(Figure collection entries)
★ ★ ★ ★ ★ ★ ★

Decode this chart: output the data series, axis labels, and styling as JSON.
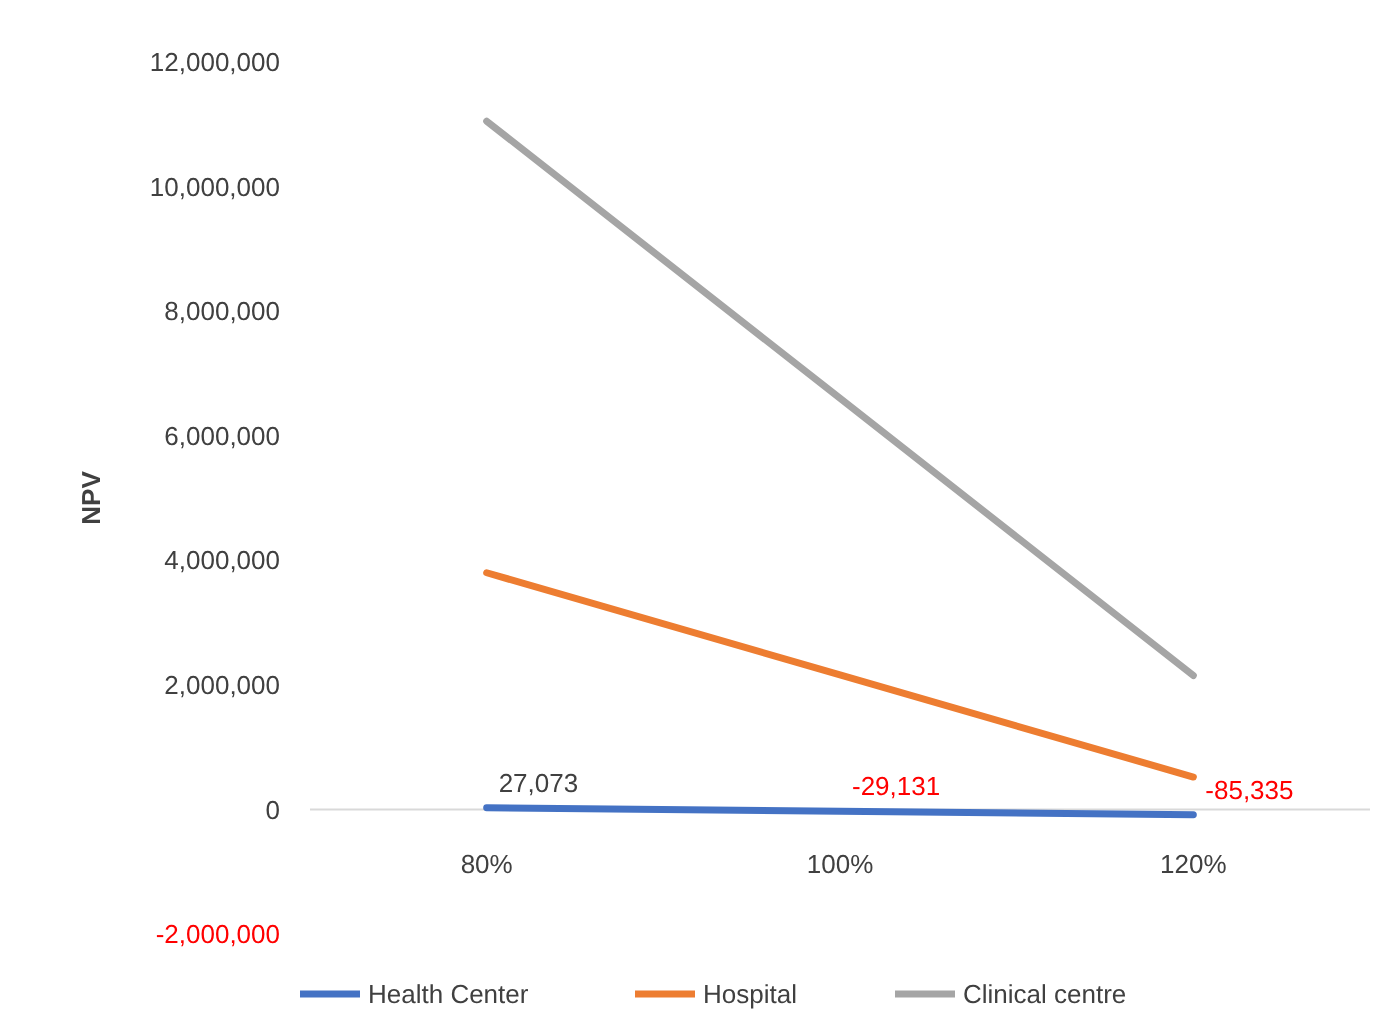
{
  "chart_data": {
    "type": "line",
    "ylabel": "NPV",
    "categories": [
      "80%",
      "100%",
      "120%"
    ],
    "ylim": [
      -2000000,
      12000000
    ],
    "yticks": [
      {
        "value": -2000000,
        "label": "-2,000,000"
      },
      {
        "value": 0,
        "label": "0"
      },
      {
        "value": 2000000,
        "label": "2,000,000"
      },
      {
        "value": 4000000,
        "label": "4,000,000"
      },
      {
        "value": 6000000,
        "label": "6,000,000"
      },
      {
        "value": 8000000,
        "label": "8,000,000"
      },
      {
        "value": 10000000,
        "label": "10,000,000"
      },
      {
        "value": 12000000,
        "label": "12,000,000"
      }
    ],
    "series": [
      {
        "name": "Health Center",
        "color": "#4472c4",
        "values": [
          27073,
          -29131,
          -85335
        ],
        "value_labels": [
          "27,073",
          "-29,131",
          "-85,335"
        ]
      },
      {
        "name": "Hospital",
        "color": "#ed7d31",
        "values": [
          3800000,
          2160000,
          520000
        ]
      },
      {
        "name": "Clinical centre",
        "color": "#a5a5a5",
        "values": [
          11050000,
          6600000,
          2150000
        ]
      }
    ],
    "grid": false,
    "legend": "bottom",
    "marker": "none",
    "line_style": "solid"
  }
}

★ ★ ★ ★ ★ ★ ★

_Task to carry out_: Copy the entries above faithfully and omit every image.

_Output_:
Decode this chart: output the data series, axis labels, and styling as JSON.
{
  "chart_data": {
    "type": "line",
    "ylabel": "NPV",
    "categories": [
      "80%",
      "100%",
      "120%"
    ],
    "ylim": [
      -2000000,
      12000000
    ],
    "yticks": [
      {
        "value": -2000000,
        "label": "-2,000,000"
      },
      {
        "value": 0,
        "label": "0"
      },
      {
        "value": 2000000,
        "label": "2,000,000"
      },
      {
        "value": 4000000,
        "label": "4,000,000"
      },
      {
        "value": 6000000,
        "label": "6,000,000"
      },
      {
        "value": 8000000,
        "label": "8,000,000"
      },
      {
        "value": 10000000,
        "label": "10,000,000"
      },
      {
        "value": 12000000,
        "label": "12,000,000"
      }
    ],
    "series": [
      {
        "name": "Health Center",
        "color": "#4472c4",
        "values": [
          27073,
          -29131,
          -85335
        ],
        "value_labels": [
          "27,073",
          "-29,131",
          "-85,335"
        ]
      },
      {
        "name": "Hospital",
        "color": "#ed7d31",
        "values": [
          3800000,
          2160000,
          520000
        ]
      },
      {
        "name": "Clinical centre",
        "color": "#a5a5a5",
        "values": [
          11050000,
          6600000,
          2150000
        ]
      }
    ],
    "grid": false,
    "legend": "bottom",
    "marker": "none",
    "line_style": "solid"
  }
}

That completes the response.